Problem —
Records follow. Copy every line with "label".

[Start Data provided]

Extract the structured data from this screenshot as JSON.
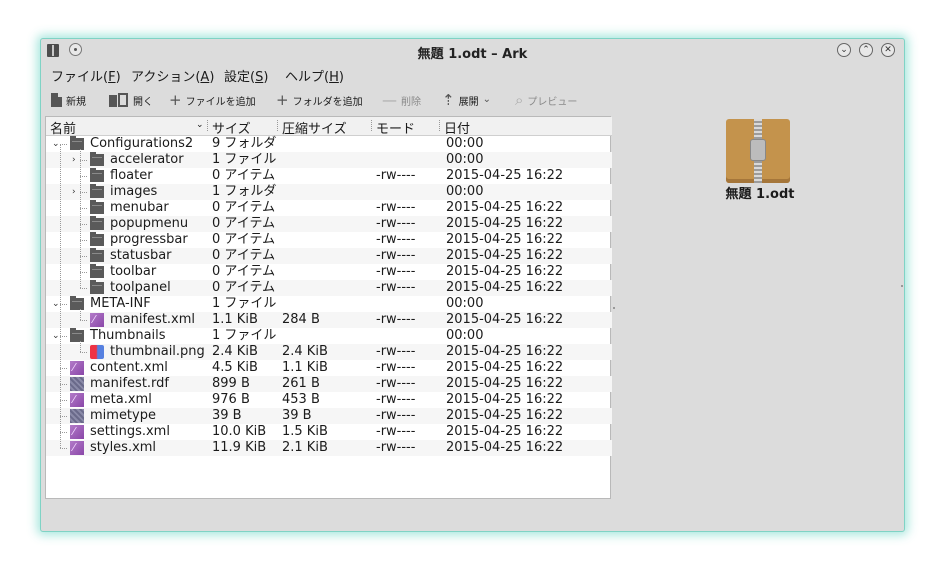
{
  "window": {
    "title": "無題 1.odt – Ark",
    "controls": {
      "minimize": "⌄",
      "maximize": "⌃",
      "close": "✕"
    }
  },
  "menubar": [
    {
      "label": "ファイル(",
      "key": "F",
      "suffix": ")"
    },
    {
      "label": "アクション(",
      "key": "A",
      "suffix": ")"
    },
    {
      "label": "設定(",
      "key": "S",
      "suffix": ")"
    },
    {
      "label": "ヘルプ(",
      "key": "H",
      "suffix": ")"
    }
  ],
  "toolbar": {
    "new": "新規",
    "open": "開く",
    "add_files": "ファイルを追加",
    "add_folder": "フォルダを追加",
    "delete": "削除",
    "extract": "展開",
    "preview": "プレビュー"
  },
  "columns": {
    "name": "名前",
    "size": "サイズ",
    "compressed": "圧縮サイズ",
    "mode": "モード",
    "date": "日付"
  },
  "rows": [
    {
      "name": "Configurations2",
      "size": "9 フォルダ",
      "compressed": "",
      "mode": "",
      "date": "00:00",
      "type": "folder",
      "depth": 0,
      "expander": "open"
    },
    {
      "name": "accelerator",
      "size": "1 ファイル",
      "compressed": "",
      "mode": "",
      "date": "00:00",
      "type": "folder",
      "depth": 1,
      "expander": "closed"
    },
    {
      "name": "floater",
      "size": "0 アイテム",
      "compressed": "",
      "mode": "-rw----",
      "date": "2015-04-25 16:22",
      "type": "folder",
      "depth": 1,
      "expander": ""
    },
    {
      "name": "images",
      "size": "1 フォルダ",
      "compressed": "",
      "mode": "",
      "date": "00:00",
      "type": "folder",
      "depth": 1,
      "expander": "closed"
    },
    {
      "name": "menubar",
      "size": "0 アイテム",
      "compressed": "",
      "mode": "-rw----",
      "date": "2015-04-25 16:22",
      "type": "folder",
      "depth": 1,
      "expander": ""
    },
    {
      "name": "popupmenu",
      "size": "0 アイテム",
      "compressed": "",
      "mode": "-rw----",
      "date": "2015-04-25 16:22",
      "type": "folder",
      "depth": 1,
      "expander": ""
    },
    {
      "name": "progressbar",
      "size": "0 アイテム",
      "compressed": "",
      "mode": "-rw----",
      "date": "2015-04-25 16:22",
      "type": "folder",
      "depth": 1,
      "expander": ""
    },
    {
      "name": "statusbar",
      "size": "0 アイテム",
      "compressed": "",
      "mode": "-rw----",
      "date": "2015-04-25 16:22",
      "type": "folder",
      "depth": 1,
      "expander": ""
    },
    {
      "name": "toolbar",
      "size": "0 アイテム",
      "compressed": "",
      "mode": "-rw----",
      "date": "2015-04-25 16:22",
      "type": "folder",
      "depth": 1,
      "expander": ""
    },
    {
      "name": "toolpanel",
      "size": "0 アイテム",
      "compressed": "",
      "mode": "-rw----",
      "date": "2015-04-25 16:22",
      "type": "folder",
      "depth": 1,
      "expander": ""
    },
    {
      "name": "META-INF",
      "size": "1 ファイル",
      "compressed": "",
      "mode": "",
      "date": "00:00",
      "type": "folder",
      "depth": 0,
      "expander": "open"
    },
    {
      "name": "manifest.xml",
      "size": "1.1 KiB",
      "compressed": "284 B",
      "mode": "-rw----",
      "date": "2015-04-25 16:22",
      "type": "xml",
      "depth": 1,
      "expander": ""
    },
    {
      "name": "Thumbnails",
      "size": "1 ファイル",
      "compressed": "",
      "mode": "",
      "date": "00:00",
      "type": "folder",
      "depth": 0,
      "expander": "open"
    },
    {
      "name": "thumbnail.png",
      "size": "2.4 KiB",
      "compressed": "2.4 KiB",
      "mode": "-rw----",
      "date": "2015-04-25 16:22",
      "type": "png",
      "depth": 1,
      "expander": ""
    },
    {
      "name": "content.xml",
      "size": "4.5 KiB",
      "compressed": "1.1 KiB",
      "mode": "-rw----",
      "date": "2015-04-25 16:22",
      "type": "xml",
      "depth": 0,
      "expander": ""
    },
    {
      "name": "manifest.rdf",
      "size": "899 B",
      "compressed": "261 B",
      "mode": "-rw----",
      "date": "2015-04-25 16:22",
      "type": "rdf",
      "depth": 0,
      "expander": ""
    },
    {
      "name": "meta.xml",
      "size": "976 B",
      "compressed": "453 B",
      "mode": "-rw----",
      "date": "2015-04-25 16:22",
      "type": "xml",
      "depth": 0,
      "expander": ""
    },
    {
      "name": "mimetype",
      "size": "39 B",
      "compressed": "39 B",
      "mode": "-rw----",
      "date": "2015-04-25 16:22",
      "type": "rdf",
      "depth": 0,
      "expander": ""
    },
    {
      "name": "settings.xml",
      "size": "10.0 KiB",
      "compressed": "1.5 KiB",
      "mode": "-rw----",
      "date": "2015-04-25 16:22",
      "type": "xml",
      "depth": 0,
      "expander": ""
    },
    {
      "name": "styles.xml",
      "size": "11.9 KiB",
      "compressed": "2.1 KiB",
      "mode": "-rw----",
      "date": "2015-04-25 16:22",
      "type": "xml",
      "depth": 0,
      "expander": ""
    }
  ],
  "preview": {
    "filename": "無題 1.odt",
    "icon": "zip-archive-icon"
  }
}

[End Data provided]

Right answer —
      "label": "ファイル(",
      "label": "アクション(",
      "label": "設定(",
      "label": "ヘルプ(",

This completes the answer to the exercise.